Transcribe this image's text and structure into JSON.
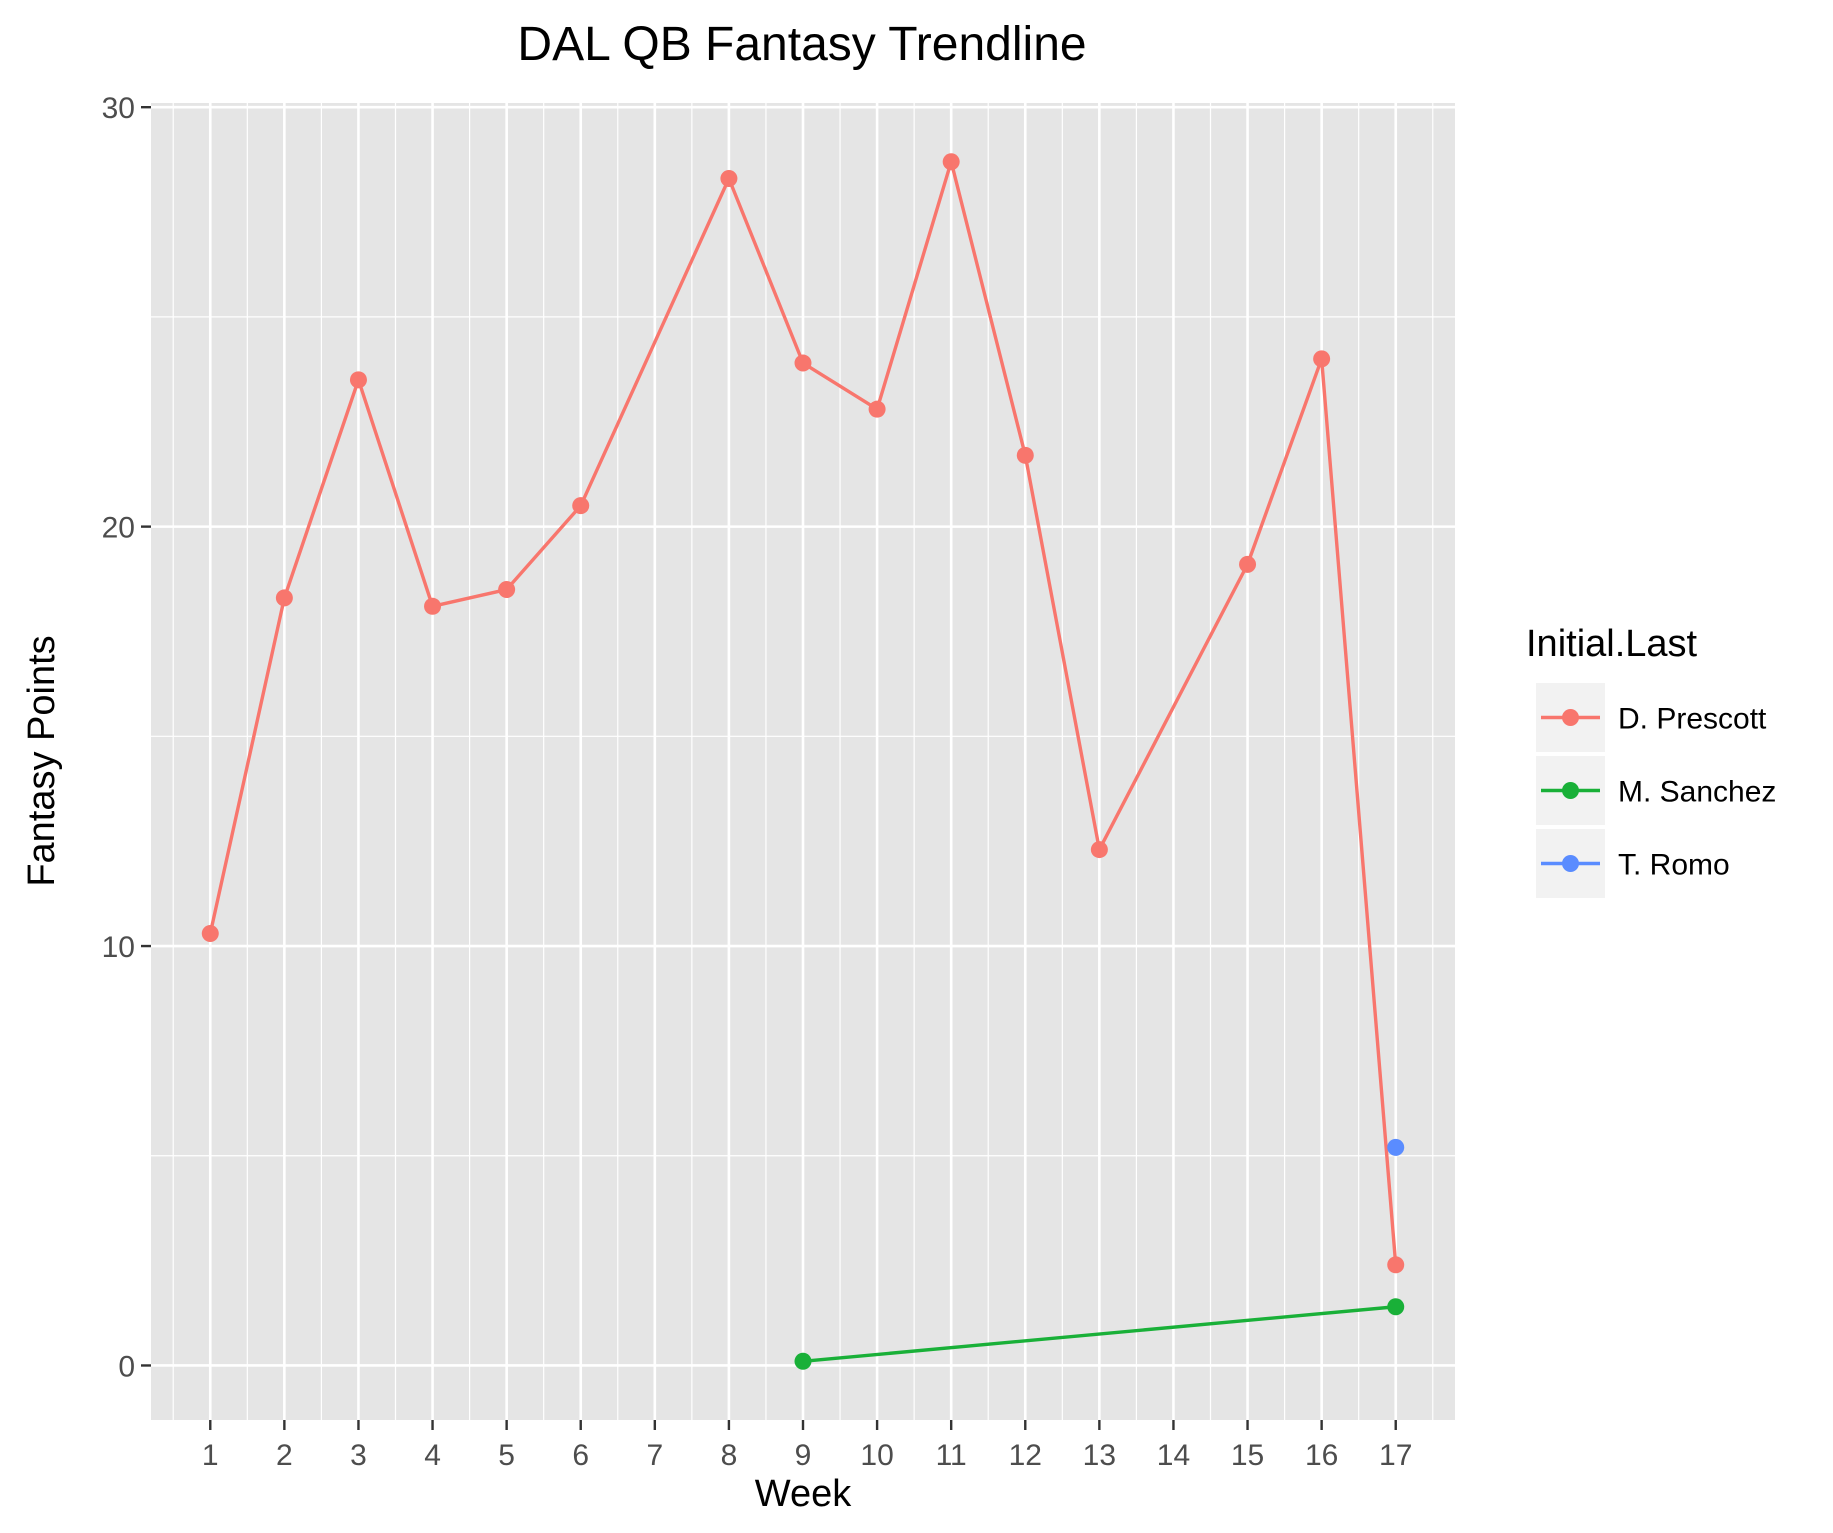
{
  "chart_data": {
    "type": "line",
    "title": "DAL QB Fantasy Trendline",
    "xlabel": "Week",
    "ylabel": "Fantasy Points",
    "xlim": [
      0.2,
      17.8
    ],
    "ylim": [
      -1.3,
      30.1
    ],
    "x_ticks": [
      1,
      2,
      3,
      4,
      5,
      6,
      7,
      8,
      9,
      10,
      11,
      12,
      13,
      14,
      15,
      16,
      17
    ],
    "x_tick_labels": [
      "1",
      "2",
      "3",
      "4",
      "5",
      "6",
      "7",
      "8",
      "9",
      "10",
      "11",
      "12",
      "13",
      "14",
      "15",
      "16",
      "17"
    ],
    "y_ticks": [
      0,
      10,
      20,
      30
    ],
    "y_tick_labels": [
      "0",
      "10",
      "20",
      "30"
    ],
    "y_minor_ticks": [
      5,
      15,
      25
    ],
    "grid": true,
    "panel_background": "#e5e5e5",
    "grid_color": "#ffffff",
    "legend": {
      "title": "Initial.Last",
      "placement": "right",
      "entries": [
        "D. Prescott",
        "M. Sanchez",
        "T. Romo"
      ]
    },
    "series": [
      {
        "name": "D. Prescott",
        "color": "#f8766d",
        "x": [
          1,
          2,
          3,
          4,
          5,
          6,
          8,
          9,
          10,
          11,
          12,
          13,
          15,
          16,
          17
        ],
        "y": [
          10.3,
          18.3,
          23.5,
          18.1,
          18.5,
          20.5,
          28.3,
          23.9,
          22.8,
          28.7,
          21.7,
          12.3,
          19.1,
          24.0,
          2.4
        ]
      },
      {
        "name": "M. Sanchez",
        "color": "#19b038",
        "x": [
          9,
          17
        ],
        "y": [
          0.1,
          1.4
        ]
      },
      {
        "name": "T. Romo",
        "color": "#5a8cff",
        "x": [
          17
        ],
        "y": [
          5.2
        ]
      }
    ]
  }
}
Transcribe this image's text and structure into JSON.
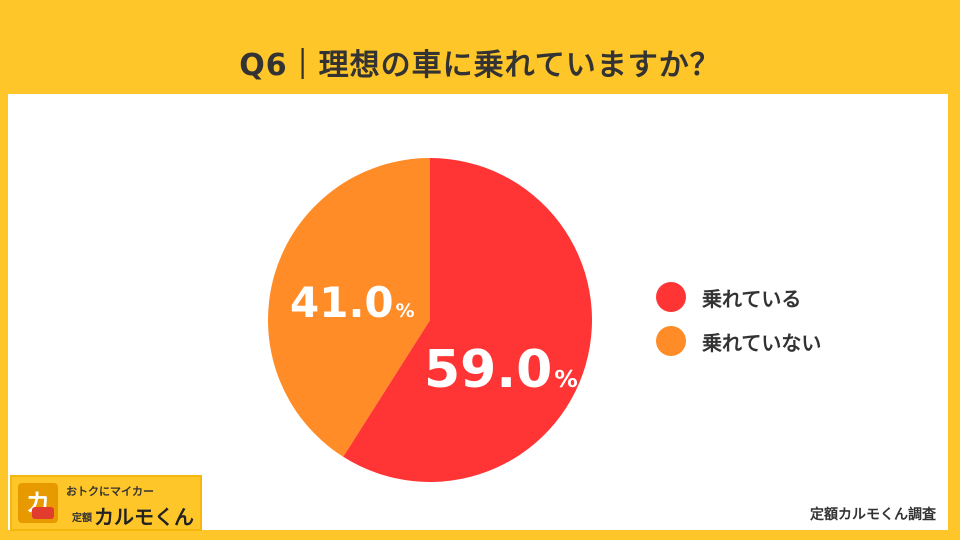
{
  "title": "Q6｜理想の車に乗れていますか？",
  "source": "定額カルモくん調査",
  "logo": {
    "tagline": "おトクにマイカー",
    "brand_small": "定額",
    "brand": "カルモくん",
    "icon_char": "カ"
  },
  "chart_data": {
    "type": "pie",
    "title": "Q6｜理想の車に乗れていますか？",
    "unit": "%",
    "legend_position": "right",
    "slices": [
      {
        "label": "乗れている",
        "value": 59.0,
        "display": "59.0",
        "color": "#FF3535"
      },
      {
        "label": "乗れていない",
        "value": 41.0,
        "display": "41.0",
        "color": "#FF8C26"
      }
    ]
  }
}
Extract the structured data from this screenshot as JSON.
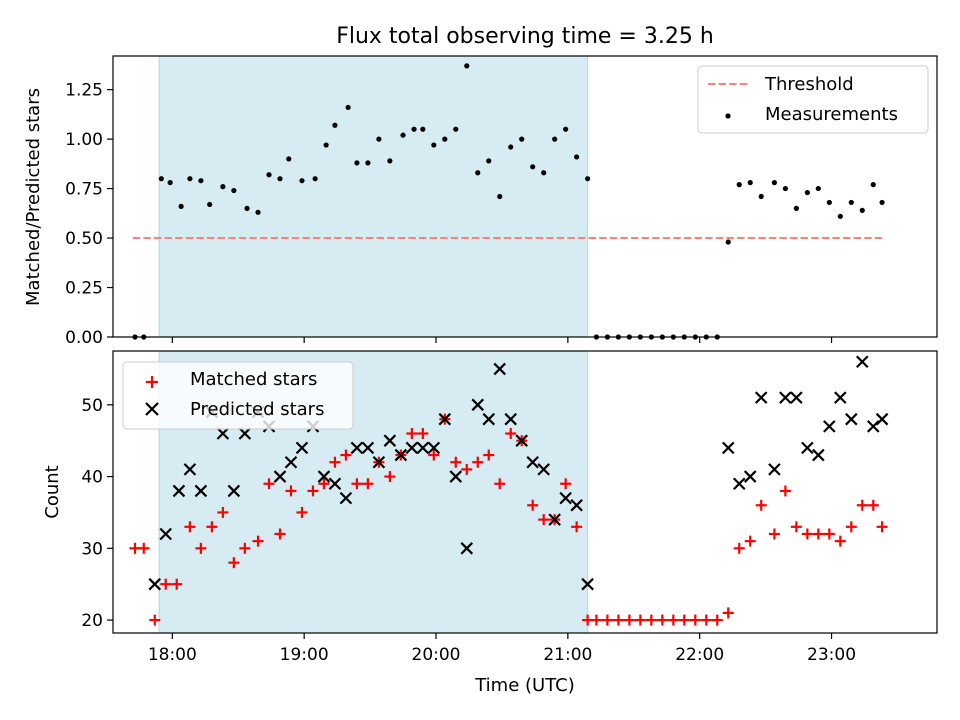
{
  "chart_data": [
    {
      "type": "scatter",
      "title": "Flux total observing time = 3.25 h",
      "xlabel": "",
      "ylabel": "Matched/Predicted stars",
      "xlim": [
        "17:33",
        "23:48"
      ],
      "ylim": [
        0,
        1.42
      ],
      "yticks": [
        "0.00",
        "0.25",
        "0.50",
        "0.75",
        "1.00",
        "1.25"
      ],
      "shaded_interval": [
        "17:54",
        "21:09"
      ],
      "legend_position": "upper right",
      "series": [
        {
          "name": "Threshold",
          "type": "line",
          "style": "dashed",
          "color": "#ff7f7f",
          "x": [
            "17:42",
            "23:23"
          ],
          "y": [
            0.5,
            0.5
          ]
        },
        {
          "name": "Measurements",
          "type": "scatter",
          "marker": "dot",
          "color": "#000000",
          "points": [
            [
              "17:43",
              0.0
            ],
            [
              "17:47",
              0.0
            ],
            [
              "17:55",
              0.8
            ],
            [
              "17:59",
              0.78
            ],
            [
              "18:04",
              0.66
            ],
            [
              "18:08",
              0.8
            ],
            [
              "18:13",
              0.79
            ],
            [
              "18:17",
              0.67
            ],
            [
              "18:23",
              0.76
            ],
            [
              "18:28",
              0.74
            ],
            [
              "18:34",
              0.65
            ],
            [
              "18:39",
              0.63
            ],
            [
              "18:44",
              0.82
            ],
            [
              "18:49",
              0.8
            ],
            [
              "18:53",
              0.9
            ],
            [
              "18:59",
              0.79
            ],
            [
              "19:05",
              0.8
            ],
            [
              "19:10",
              0.97
            ],
            [
              "19:14",
              1.07
            ],
            [
              "19:20",
              1.16
            ],
            [
              "19:24",
              0.88
            ],
            [
              "19:29",
              0.88
            ],
            [
              "19:34",
              1.0
            ],
            [
              "19:39",
              0.89
            ],
            [
              "19:45",
              1.02
            ],
            [
              "19:50",
              1.05
            ],
            [
              "19:54",
              1.05
            ],
            [
              "19:59",
              0.97
            ],
            [
              "20:04",
              1.0
            ],
            [
              "20:09",
              1.05
            ],
            [
              "20:14",
              1.37
            ],
            [
              "20:19",
              0.83
            ],
            [
              "20:24",
              0.89
            ],
            [
              "20:29",
              0.71
            ],
            [
              "20:34",
              0.96
            ],
            [
              "20:39",
              1.0
            ],
            [
              "20:44",
              0.86
            ],
            [
              "20:49",
              0.83
            ],
            [
              "20:54",
              1.0
            ],
            [
              "20:59",
              1.05
            ],
            [
              "21:04",
              0.91
            ],
            [
              "21:09",
              0.8
            ],
            [
              "21:13",
              0.0
            ],
            [
              "21:18",
              0.0
            ],
            [
              "21:23",
              0.0
            ],
            [
              "21:28",
              0.0
            ],
            [
              "21:33",
              0.0
            ],
            [
              "21:38",
              0.0
            ],
            [
              "21:43",
              0.0
            ],
            [
              "21:48",
              0.0
            ],
            [
              "21:53",
              0.0
            ],
            [
              "21:58",
              0.0
            ],
            [
              "22:03",
              0.0
            ],
            [
              "22:08",
              0.0
            ],
            [
              "22:13",
              0.48
            ],
            [
              "22:18",
              0.77
            ],
            [
              "22:23",
              0.78
            ],
            [
              "22:28",
              0.71
            ],
            [
              "22:34",
              0.78
            ],
            [
              "22:39",
              0.75
            ],
            [
              "22:44",
              0.65
            ],
            [
              "22:49",
              0.73
            ],
            [
              "22:54",
              0.75
            ],
            [
              "22:59",
              0.68
            ],
            [
              "23:04",
              0.61
            ],
            [
              "23:09",
              0.68
            ],
            [
              "23:14",
              0.64
            ],
            [
              "23:19",
              0.77
            ],
            [
              "23:23",
              0.68
            ]
          ]
        }
      ]
    },
    {
      "type": "scatter",
      "title": "",
      "xlabel": "Time (UTC)",
      "ylabel": "Count",
      "xlim": [
        "17:33",
        "23:48"
      ],
      "ylim": [
        18.2,
        57.5
      ],
      "yticks": [
        "20",
        "30",
        "40",
        "50"
      ],
      "xticks": [
        "18:00",
        "19:00",
        "20:00",
        "21:00",
        "22:00",
        "23:00"
      ],
      "shaded_interval": [
        "17:54",
        "21:09"
      ],
      "legend_position": "upper left",
      "series": [
        {
          "name": "Matched stars",
          "type": "scatter",
          "marker": "plus",
          "color": "#ff0000",
          "points": [
            [
              "17:43",
              30
            ],
            [
              "17:47",
              30
            ],
            [
              "17:52",
              20
            ],
            [
              "17:57",
              25
            ],
            [
              "18:02",
              25
            ],
            [
              "18:08",
              33
            ],
            [
              "18:13",
              30
            ],
            [
              "18:18",
              33
            ],
            [
              "18:23",
              35
            ],
            [
              "18:28",
              28
            ],
            [
              "18:33",
              30
            ],
            [
              "18:39",
              31
            ],
            [
              "18:44",
              39
            ],
            [
              "18:49",
              32
            ],
            [
              "18:54",
              38
            ],
            [
              "18:59",
              35
            ],
            [
              "19:04",
              38
            ],
            [
              "19:09",
              39
            ],
            [
              "19:14",
              42
            ],
            [
              "19:19",
              43
            ],
            [
              "19:24",
              39
            ],
            [
              "19:29",
              39
            ],
            [
              "19:34",
              42
            ],
            [
              "19:39",
              40
            ],
            [
              "19:44",
              43
            ],
            [
              "19:49",
              46
            ],
            [
              "19:54",
              46
            ],
            [
              "19:59",
              43
            ],
            [
              "20:04",
              48
            ],
            [
              "20:09",
              42
            ],
            [
              "20:14",
              41
            ],
            [
              "20:19",
              42
            ],
            [
              "20:24",
              43
            ],
            [
              "20:29",
              39
            ],
            [
              "20:34",
              46
            ],
            [
              "20:39",
              45
            ],
            [
              "20:44",
              36
            ],
            [
              "20:49",
              34
            ],
            [
              "20:54",
              34
            ],
            [
              "20:59",
              39
            ],
            [
              "21:04",
              33
            ],
            [
              "21:09",
              20
            ],
            [
              "21:13",
              20
            ],
            [
              "21:18",
              20
            ],
            [
              "21:23",
              20
            ],
            [
              "21:28",
              20
            ],
            [
              "21:33",
              20
            ],
            [
              "21:38",
              20
            ],
            [
              "21:43",
              20
            ],
            [
              "21:48",
              20
            ],
            [
              "21:53",
              20
            ],
            [
              "21:58",
              20
            ],
            [
              "22:03",
              20
            ],
            [
              "22:08",
              20
            ],
            [
              "22:13",
              21
            ],
            [
              "22:18",
              30
            ],
            [
              "22:23",
              31
            ],
            [
              "22:28",
              36
            ],
            [
              "22:34",
              32
            ],
            [
              "22:39",
              38
            ],
            [
              "22:44",
              33
            ],
            [
              "22:49",
              32
            ],
            [
              "22:54",
              32
            ],
            [
              "22:59",
              32
            ],
            [
              "23:04",
              31
            ],
            [
              "23:09",
              33
            ],
            [
              "23:14",
              36
            ],
            [
              "23:19",
              36
            ],
            [
              "23:23",
              33
            ]
          ]
        },
        {
          "name": "Predicted stars",
          "type": "scatter",
          "marker": "x",
          "color": "#000000",
          "points": [
            [
              "17:52",
              25
            ],
            [
              "17:57",
              32
            ],
            [
              "18:03",
              38
            ],
            [
              "18:08",
              41
            ],
            [
              "18:13",
              38
            ],
            [
              "18:18",
              49
            ],
            [
              "18:23",
              46
            ],
            [
              "18:28",
              38
            ],
            [
              "18:33",
              46
            ],
            [
              "18:39",
              49
            ],
            [
              "18:44",
              47
            ],
            [
              "18:49",
              40
            ],
            [
              "18:54",
              42
            ],
            [
              "18:59",
              44
            ],
            [
              "19:04",
              47
            ],
            [
              "19:09",
              40
            ],
            [
              "19:14",
              39
            ],
            [
              "19:19",
              37
            ],
            [
              "19:24",
              44
            ],
            [
              "19:29",
              44
            ],
            [
              "19:34",
              42
            ],
            [
              "19:39",
              45
            ],
            [
              "19:44",
              43
            ],
            [
              "19:49",
              44
            ],
            [
              "19:54",
              44
            ],
            [
              "19:59",
              44
            ],
            [
              "20:04",
              48
            ],
            [
              "20:09",
              40
            ],
            [
              "20:14",
              30
            ],
            [
              "20:19",
              50
            ],
            [
              "20:24",
              48
            ],
            [
              "20:29",
              55
            ],
            [
              "20:34",
              48
            ],
            [
              "20:39",
              45
            ],
            [
              "20:44",
              42
            ],
            [
              "20:49",
              41
            ],
            [
              "20:54",
              34
            ],
            [
              "20:59",
              37
            ],
            [
              "21:04",
              36
            ],
            [
              "21:09",
              25
            ],
            [
              "22:13",
              44
            ],
            [
              "22:18",
              39
            ],
            [
              "22:23",
              40
            ],
            [
              "22:28",
              51
            ],
            [
              "22:34",
              41
            ],
            [
              "22:39",
              51
            ],
            [
              "22:44",
              51
            ],
            [
              "22:49",
              44
            ],
            [
              "22:54",
              43
            ],
            [
              "22:59",
              47
            ],
            [
              "23:04",
              51
            ],
            [
              "23:09",
              48
            ],
            [
              "23:14",
              56
            ],
            [
              "23:19",
              47
            ],
            [
              "23:23",
              48
            ]
          ]
        }
      ]
    }
  ]
}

◆ **THE REQUEST**
Gather up, from the records above, each line where the word "ylabel" appears.

◆ **EXPECTED ANSWER**
    "ylabel": "Fantasy Points",
      "ylabel": "Matched/Predicted stars",
      "ylabel": "Count",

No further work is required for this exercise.